| AIM OF THE EXERCISE |
Within the records below, find each line that holds the string "Material", then copy it.

| AVAILABLE DATA |
--- Begin ---

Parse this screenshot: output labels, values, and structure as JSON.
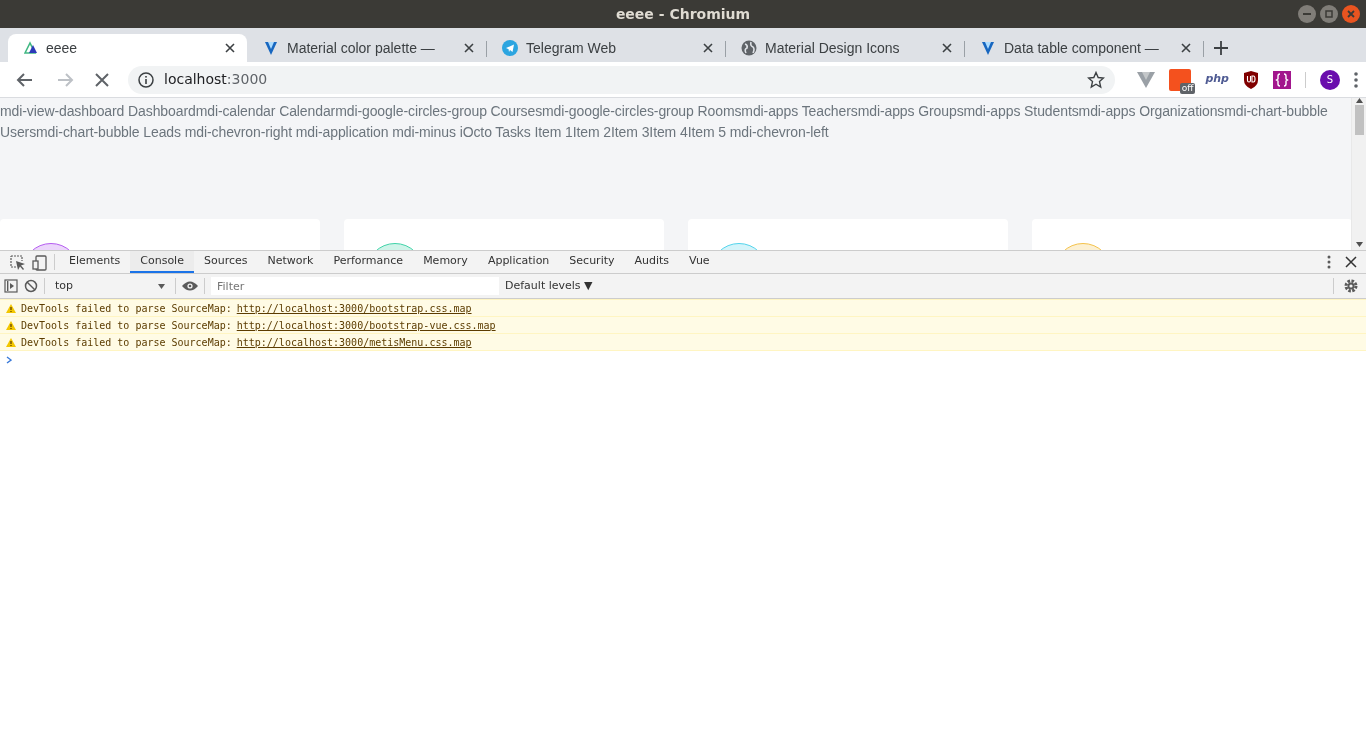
{
  "window": {
    "title": "eeee - Chromium"
  },
  "tabs": [
    {
      "title": "eeee",
      "kind": "vue",
      "selected": true
    },
    {
      "title": "Material color palette —",
      "kind": "vuetify",
      "selected": false
    },
    {
      "title": "Telegram Web",
      "kind": "telegram",
      "selected": false
    },
    {
      "title": "Material Design Icons",
      "kind": "globe",
      "selected": false
    },
    {
      "title": "Data table component —",
      "kind": "vuetify",
      "selected": false
    }
  ],
  "address_bar": {
    "host": "localhost",
    "port": ":3000"
  },
  "extensions": [
    {
      "kind": "v"
    },
    {
      "kind": "off",
      "label": "off"
    },
    {
      "kind": "php",
      "label": "php"
    },
    {
      "kind": "shield"
    },
    {
      "kind": "braces"
    }
  ],
  "profile": {
    "initial": "S"
  },
  "page": {
    "nav_text": "mdi-view-dashboard Dashboardmdi-calendar Calendarmdi-google-circles-group Coursesmdi-google-circles-group Roomsmdi-apps Teachersmdi-apps Groupsmdi-apps Studentsmdi-apps Organizationsmdi-chart-bubble Usersmdi-chart-bubble Leads mdi-chevron-right mdi-application mdi-minus iOcto Tasks Item 1Item 2Item 3Item 4Item 5 mdi-chevron-left",
    "cards": [
      {
        "color": "#b55cf0"
      },
      {
        "color": "#3fd3a8"
      },
      {
        "color": "#52d4ec"
      },
      {
        "color": "#f4c24a"
      }
    ]
  },
  "devtools": {
    "tabs": [
      {
        "label": "Elements",
        "selected": false
      },
      {
        "label": "Console",
        "selected": true
      },
      {
        "label": "Sources",
        "selected": false
      },
      {
        "label": "Network",
        "selected": false
      },
      {
        "label": "Performance",
        "selected": false
      },
      {
        "label": "Memory",
        "selected": false
      },
      {
        "label": "Application",
        "selected": false
      },
      {
        "label": "Security",
        "selected": false
      },
      {
        "label": "Audits",
        "selected": false
      },
      {
        "label": "Vue",
        "selected": false
      }
    ],
    "context": "top",
    "filter_placeholder": "Filter",
    "levels": "Default levels ▼",
    "messages": [
      {
        "text": "DevTools failed to parse SourceMap:",
        "link": "http://localhost:3000/bootstrap.css.map"
      },
      {
        "text": "DevTools failed to parse SourceMap:",
        "link": "http://localhost:3000/bootstrap-vue.css.map"
      },
      {
        "text": "DevTools failed to parse SourceMap:",
        "link": "http://localhost:3000/metisMenu.css.map"
      }
    ]
  }
}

--- End ---

| WRITTEN SOLUTION |
      "title": "Material color palette —",
      "title": "Material Design Icons",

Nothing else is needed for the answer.